# [PROBLEM DESCRIPTION]
Copy nothing but the lines from the one containing "Extract all readable text from this page." through the last line of the records, repeated exactly and without pictures.

= = =

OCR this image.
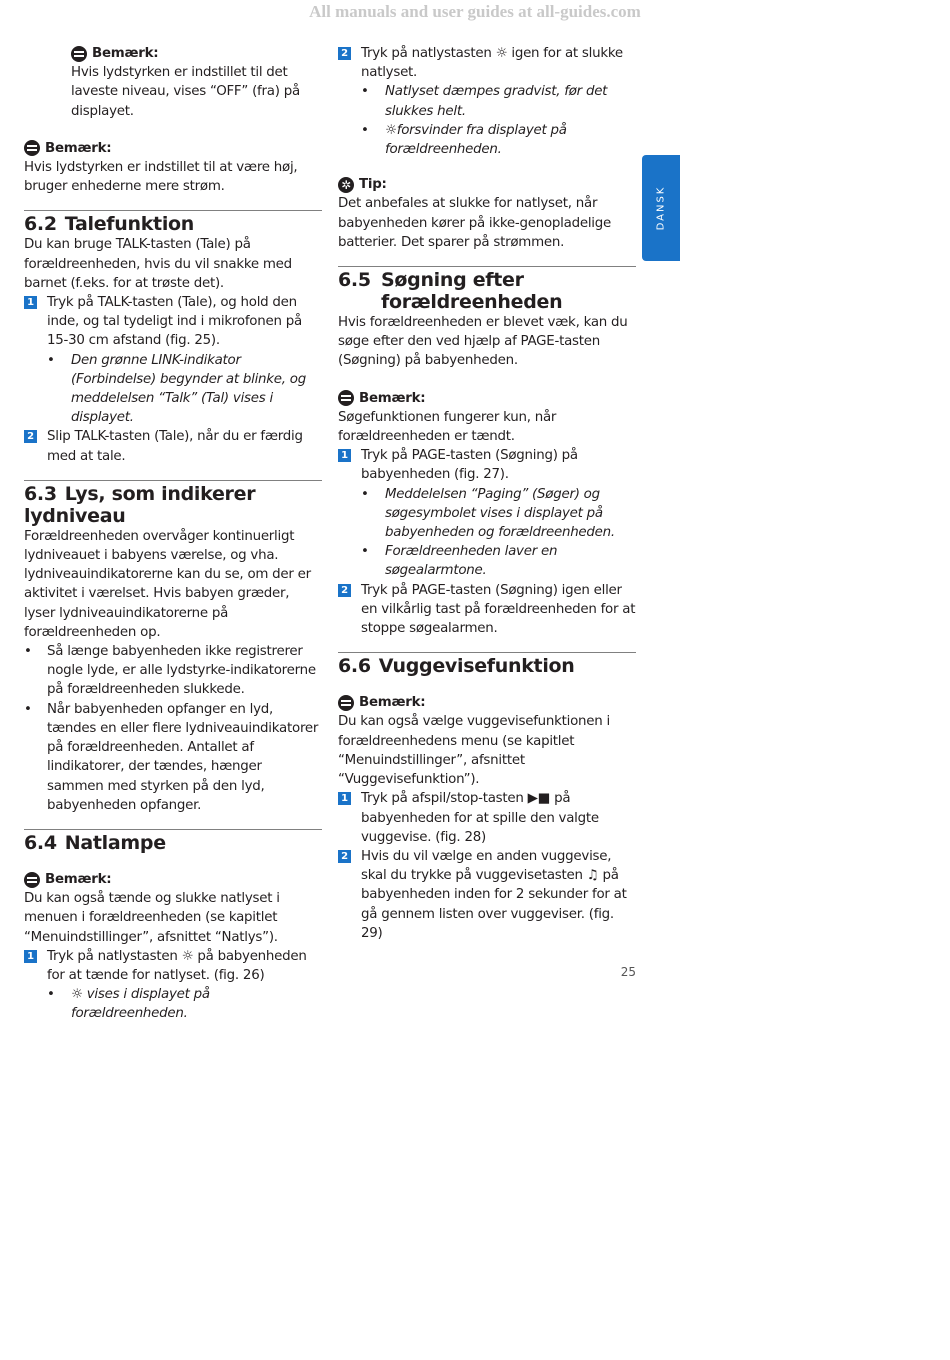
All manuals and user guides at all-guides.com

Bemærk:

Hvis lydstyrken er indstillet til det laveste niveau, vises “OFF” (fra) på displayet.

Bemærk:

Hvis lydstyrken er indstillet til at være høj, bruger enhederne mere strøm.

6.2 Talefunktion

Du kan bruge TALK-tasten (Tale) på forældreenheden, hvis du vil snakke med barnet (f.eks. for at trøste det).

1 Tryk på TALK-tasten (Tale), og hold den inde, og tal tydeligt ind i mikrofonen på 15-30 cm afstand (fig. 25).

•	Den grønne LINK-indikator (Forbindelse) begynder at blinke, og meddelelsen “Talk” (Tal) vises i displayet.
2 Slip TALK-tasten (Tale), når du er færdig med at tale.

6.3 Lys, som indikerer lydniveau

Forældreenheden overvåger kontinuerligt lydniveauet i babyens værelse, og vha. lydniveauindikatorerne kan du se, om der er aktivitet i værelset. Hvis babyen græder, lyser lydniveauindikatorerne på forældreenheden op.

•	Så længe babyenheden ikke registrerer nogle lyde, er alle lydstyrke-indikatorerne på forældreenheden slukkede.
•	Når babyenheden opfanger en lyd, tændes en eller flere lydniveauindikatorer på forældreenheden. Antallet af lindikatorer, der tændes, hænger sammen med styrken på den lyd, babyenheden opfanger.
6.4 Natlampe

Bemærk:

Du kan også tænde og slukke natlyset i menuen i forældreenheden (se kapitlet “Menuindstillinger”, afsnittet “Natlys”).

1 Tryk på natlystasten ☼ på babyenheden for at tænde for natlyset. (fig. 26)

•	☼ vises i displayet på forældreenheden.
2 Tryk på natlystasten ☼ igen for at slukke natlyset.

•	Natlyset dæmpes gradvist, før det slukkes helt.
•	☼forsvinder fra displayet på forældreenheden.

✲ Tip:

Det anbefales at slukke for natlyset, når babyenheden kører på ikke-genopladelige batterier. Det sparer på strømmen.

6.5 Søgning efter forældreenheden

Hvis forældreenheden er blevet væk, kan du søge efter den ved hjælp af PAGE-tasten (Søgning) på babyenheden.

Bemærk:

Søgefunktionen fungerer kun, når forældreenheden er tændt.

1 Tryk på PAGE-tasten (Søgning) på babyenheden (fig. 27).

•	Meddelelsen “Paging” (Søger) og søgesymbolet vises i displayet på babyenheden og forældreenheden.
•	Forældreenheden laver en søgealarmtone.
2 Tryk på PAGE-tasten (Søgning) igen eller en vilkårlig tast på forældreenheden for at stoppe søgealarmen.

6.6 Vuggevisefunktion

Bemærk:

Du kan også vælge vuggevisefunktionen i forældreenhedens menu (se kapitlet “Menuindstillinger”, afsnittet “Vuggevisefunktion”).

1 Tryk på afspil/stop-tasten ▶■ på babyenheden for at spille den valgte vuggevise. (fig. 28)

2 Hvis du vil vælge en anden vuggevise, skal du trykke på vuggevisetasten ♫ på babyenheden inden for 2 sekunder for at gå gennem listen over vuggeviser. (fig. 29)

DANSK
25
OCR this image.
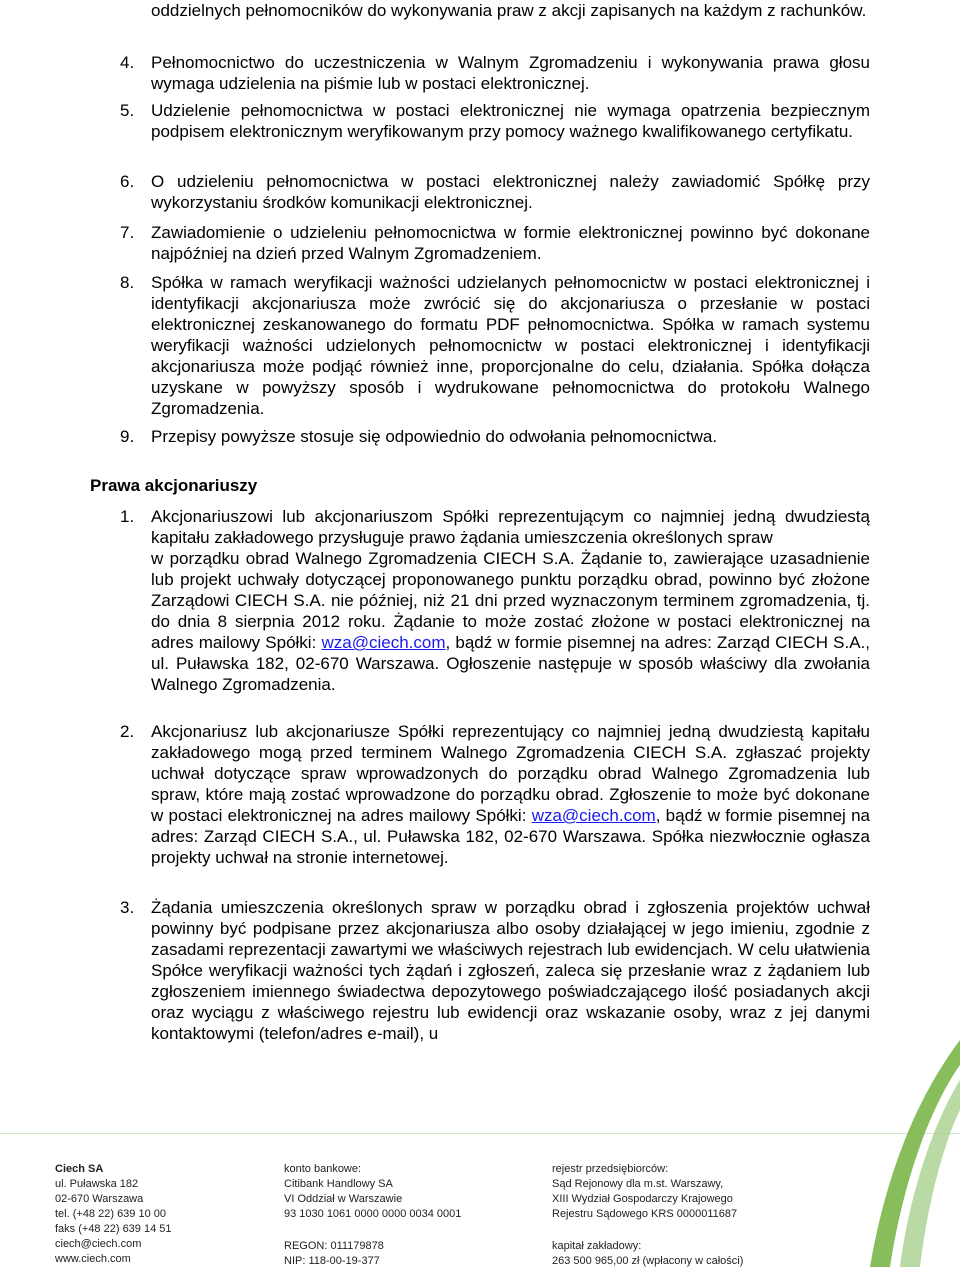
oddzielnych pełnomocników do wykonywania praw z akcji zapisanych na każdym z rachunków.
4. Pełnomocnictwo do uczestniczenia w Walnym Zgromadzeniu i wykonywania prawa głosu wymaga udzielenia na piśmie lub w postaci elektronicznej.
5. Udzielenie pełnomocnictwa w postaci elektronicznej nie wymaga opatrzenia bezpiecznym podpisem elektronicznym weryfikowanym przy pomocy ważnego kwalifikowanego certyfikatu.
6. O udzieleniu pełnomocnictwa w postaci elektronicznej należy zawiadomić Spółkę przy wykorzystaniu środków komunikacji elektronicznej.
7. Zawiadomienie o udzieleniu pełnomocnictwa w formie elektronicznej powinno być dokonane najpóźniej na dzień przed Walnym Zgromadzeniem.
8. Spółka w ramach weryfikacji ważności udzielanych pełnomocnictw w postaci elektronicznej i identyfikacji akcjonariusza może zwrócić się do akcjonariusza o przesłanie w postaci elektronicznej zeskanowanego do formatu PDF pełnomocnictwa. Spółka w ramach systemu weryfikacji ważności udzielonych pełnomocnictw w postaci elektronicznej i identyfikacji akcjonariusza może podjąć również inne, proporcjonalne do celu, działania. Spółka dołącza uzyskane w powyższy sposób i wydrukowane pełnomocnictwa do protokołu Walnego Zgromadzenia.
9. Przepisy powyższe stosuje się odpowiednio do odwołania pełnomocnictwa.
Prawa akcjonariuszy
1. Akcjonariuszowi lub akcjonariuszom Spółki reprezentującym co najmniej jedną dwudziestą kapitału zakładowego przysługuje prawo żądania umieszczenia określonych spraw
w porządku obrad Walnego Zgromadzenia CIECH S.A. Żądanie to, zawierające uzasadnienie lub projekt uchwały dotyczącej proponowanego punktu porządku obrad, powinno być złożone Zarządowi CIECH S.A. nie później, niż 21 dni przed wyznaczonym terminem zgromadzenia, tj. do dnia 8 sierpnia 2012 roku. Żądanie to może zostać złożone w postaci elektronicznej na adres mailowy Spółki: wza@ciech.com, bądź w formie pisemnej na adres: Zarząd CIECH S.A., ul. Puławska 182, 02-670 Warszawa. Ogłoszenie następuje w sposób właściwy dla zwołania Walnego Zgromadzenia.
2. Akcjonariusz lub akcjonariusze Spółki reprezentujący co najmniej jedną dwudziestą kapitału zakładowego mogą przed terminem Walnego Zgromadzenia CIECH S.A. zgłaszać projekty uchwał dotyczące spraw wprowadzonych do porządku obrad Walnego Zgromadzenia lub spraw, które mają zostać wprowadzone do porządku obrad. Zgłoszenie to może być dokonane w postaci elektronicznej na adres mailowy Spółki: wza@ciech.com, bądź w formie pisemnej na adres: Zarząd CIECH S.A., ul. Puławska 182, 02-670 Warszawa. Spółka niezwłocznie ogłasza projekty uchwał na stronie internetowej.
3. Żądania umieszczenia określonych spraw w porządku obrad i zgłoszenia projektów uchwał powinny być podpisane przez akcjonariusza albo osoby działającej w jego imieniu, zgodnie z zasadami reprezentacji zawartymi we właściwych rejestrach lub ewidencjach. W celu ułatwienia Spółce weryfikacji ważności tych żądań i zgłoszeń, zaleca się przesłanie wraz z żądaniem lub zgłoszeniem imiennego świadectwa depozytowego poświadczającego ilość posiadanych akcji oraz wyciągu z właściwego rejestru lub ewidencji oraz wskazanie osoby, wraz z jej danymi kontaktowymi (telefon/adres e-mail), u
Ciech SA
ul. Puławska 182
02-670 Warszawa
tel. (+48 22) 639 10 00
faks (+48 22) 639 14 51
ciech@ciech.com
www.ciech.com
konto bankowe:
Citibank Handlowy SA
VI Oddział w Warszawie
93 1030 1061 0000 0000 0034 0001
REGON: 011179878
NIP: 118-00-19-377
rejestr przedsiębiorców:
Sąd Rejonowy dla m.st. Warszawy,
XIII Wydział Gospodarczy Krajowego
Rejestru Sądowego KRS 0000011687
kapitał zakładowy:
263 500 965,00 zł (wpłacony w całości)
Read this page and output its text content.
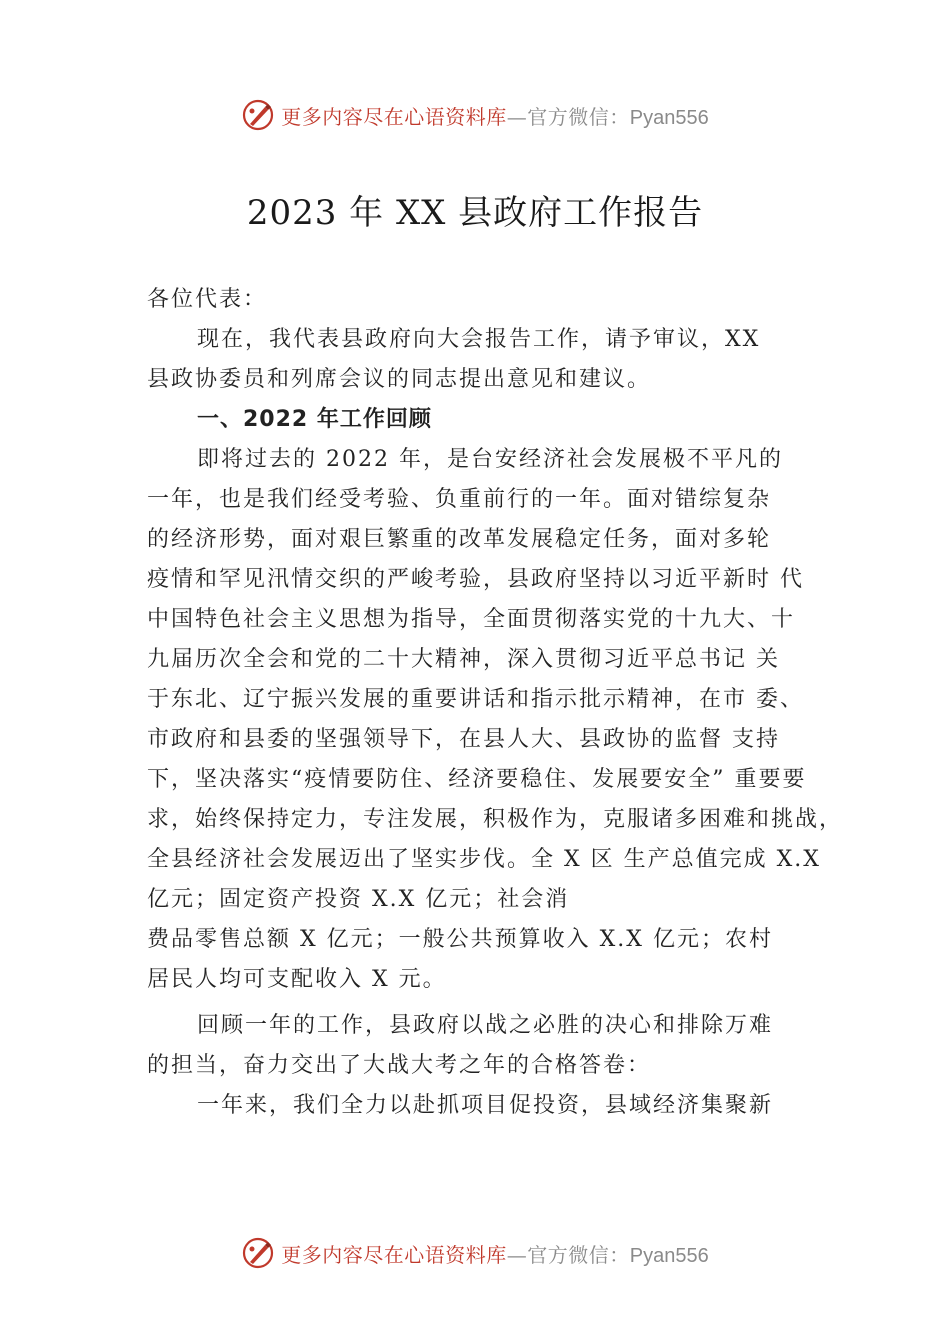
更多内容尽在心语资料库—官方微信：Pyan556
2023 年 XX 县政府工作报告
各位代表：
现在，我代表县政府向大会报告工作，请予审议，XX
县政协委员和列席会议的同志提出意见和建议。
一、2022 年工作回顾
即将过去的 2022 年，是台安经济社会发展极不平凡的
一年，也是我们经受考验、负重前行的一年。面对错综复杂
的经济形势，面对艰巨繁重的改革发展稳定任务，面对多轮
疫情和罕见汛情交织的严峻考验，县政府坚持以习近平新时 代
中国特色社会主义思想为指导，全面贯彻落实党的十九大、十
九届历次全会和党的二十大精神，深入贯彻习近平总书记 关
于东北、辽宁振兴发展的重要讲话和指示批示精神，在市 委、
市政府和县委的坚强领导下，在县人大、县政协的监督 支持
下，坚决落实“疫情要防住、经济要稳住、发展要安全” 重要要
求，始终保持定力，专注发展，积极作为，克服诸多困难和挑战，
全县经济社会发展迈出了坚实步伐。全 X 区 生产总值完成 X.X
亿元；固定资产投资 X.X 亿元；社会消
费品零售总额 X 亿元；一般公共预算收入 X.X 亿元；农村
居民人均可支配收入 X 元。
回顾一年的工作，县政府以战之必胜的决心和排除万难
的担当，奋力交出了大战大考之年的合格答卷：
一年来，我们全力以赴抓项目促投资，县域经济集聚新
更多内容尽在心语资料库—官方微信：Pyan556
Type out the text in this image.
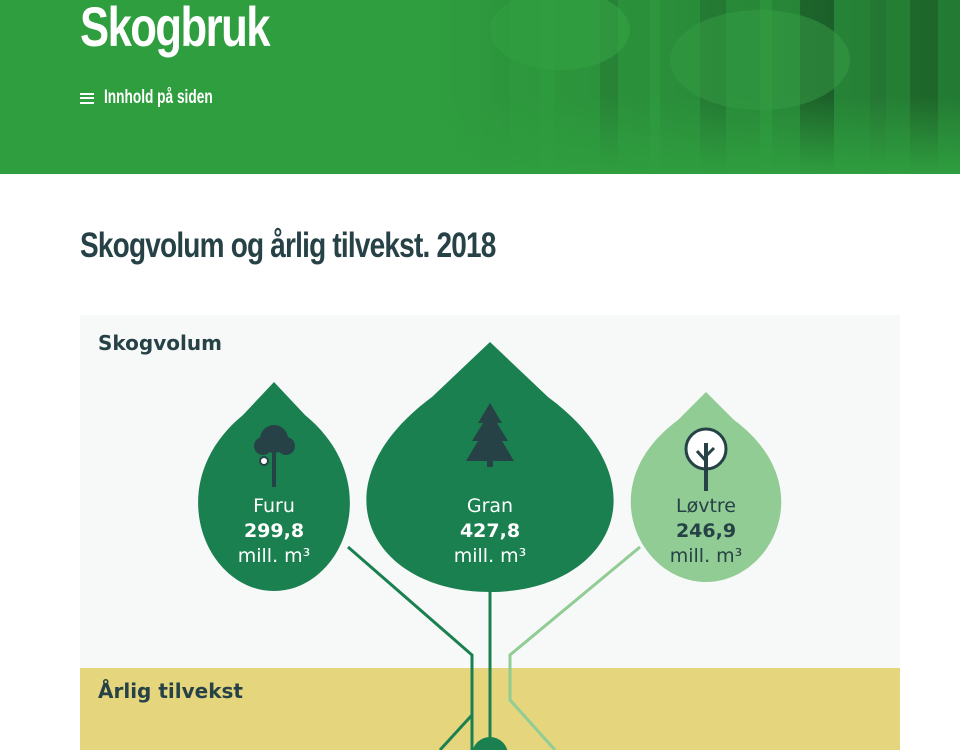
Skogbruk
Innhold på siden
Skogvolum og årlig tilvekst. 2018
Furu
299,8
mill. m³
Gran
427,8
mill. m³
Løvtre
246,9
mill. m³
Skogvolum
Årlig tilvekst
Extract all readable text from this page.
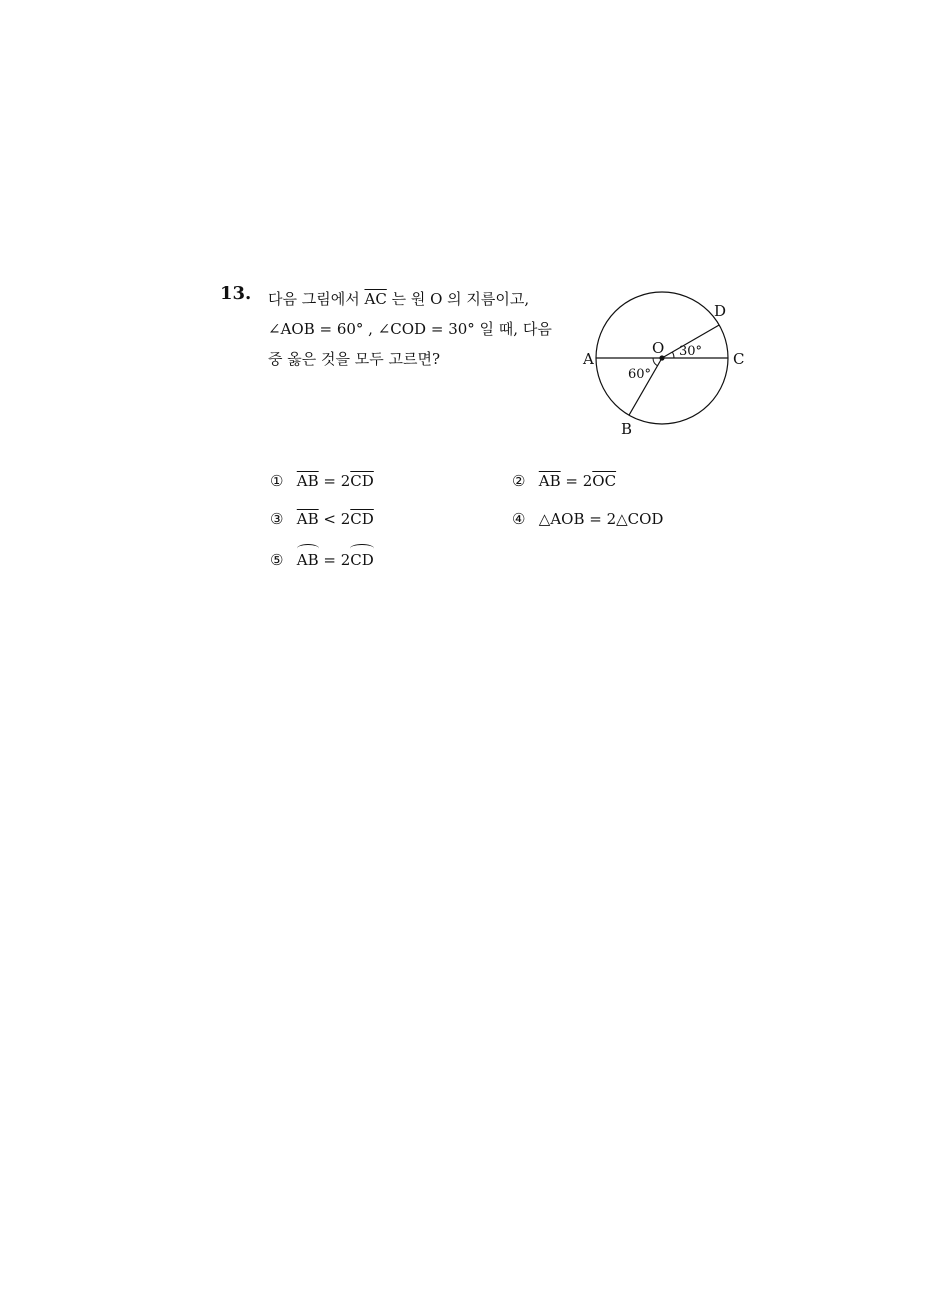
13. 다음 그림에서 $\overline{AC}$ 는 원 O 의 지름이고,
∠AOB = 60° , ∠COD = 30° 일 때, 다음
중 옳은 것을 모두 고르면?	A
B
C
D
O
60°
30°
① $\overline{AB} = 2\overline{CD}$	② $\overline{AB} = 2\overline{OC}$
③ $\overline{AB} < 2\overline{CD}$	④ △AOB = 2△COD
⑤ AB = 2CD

= = =

# [RESULT]
Extract all readable text from this page.
13. 다음 그림에서 $\overline{AC}$ 는 원 O 의 지름이고,
∠AOB = 60° , ∠COD = 30° 일 때, 다음
중 옳은 것을 모두 고르면?	A
B
C
D
O
60°
30°
① $\overline{AB} = 2\overline{CD}$	② $\overline{AB} = 2\overline{OC}$
③ $\overline{AB} < 2\overline{CD}$	④ △AOB = 2△COD
⑤ AB = 2CD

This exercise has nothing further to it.